Your task | Filter the data for lines with the word "icon", then copy every line so identified.

Information given |

==================================================

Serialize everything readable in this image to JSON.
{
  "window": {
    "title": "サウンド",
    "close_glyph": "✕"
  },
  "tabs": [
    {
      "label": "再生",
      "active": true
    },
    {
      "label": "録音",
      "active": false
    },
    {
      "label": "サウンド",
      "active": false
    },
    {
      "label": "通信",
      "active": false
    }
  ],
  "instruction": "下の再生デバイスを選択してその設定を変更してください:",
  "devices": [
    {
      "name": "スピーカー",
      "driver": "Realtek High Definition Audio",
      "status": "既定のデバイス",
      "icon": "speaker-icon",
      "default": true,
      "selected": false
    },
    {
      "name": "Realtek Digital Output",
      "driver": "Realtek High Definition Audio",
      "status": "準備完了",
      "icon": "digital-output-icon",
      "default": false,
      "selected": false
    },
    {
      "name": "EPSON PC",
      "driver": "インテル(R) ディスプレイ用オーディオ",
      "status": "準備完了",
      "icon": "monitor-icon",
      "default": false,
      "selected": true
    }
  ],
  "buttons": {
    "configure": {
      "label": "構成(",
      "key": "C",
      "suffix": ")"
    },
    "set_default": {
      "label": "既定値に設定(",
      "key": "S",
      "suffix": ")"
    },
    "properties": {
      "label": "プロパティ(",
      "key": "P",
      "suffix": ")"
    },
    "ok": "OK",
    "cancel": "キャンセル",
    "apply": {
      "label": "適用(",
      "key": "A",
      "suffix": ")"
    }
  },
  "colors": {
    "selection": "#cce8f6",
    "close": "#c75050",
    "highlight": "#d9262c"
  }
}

==================================================

The solution |
      "icon": "speaker-icon",
      "icon": "digital-output-icon",
      "icon": "monitor-icon",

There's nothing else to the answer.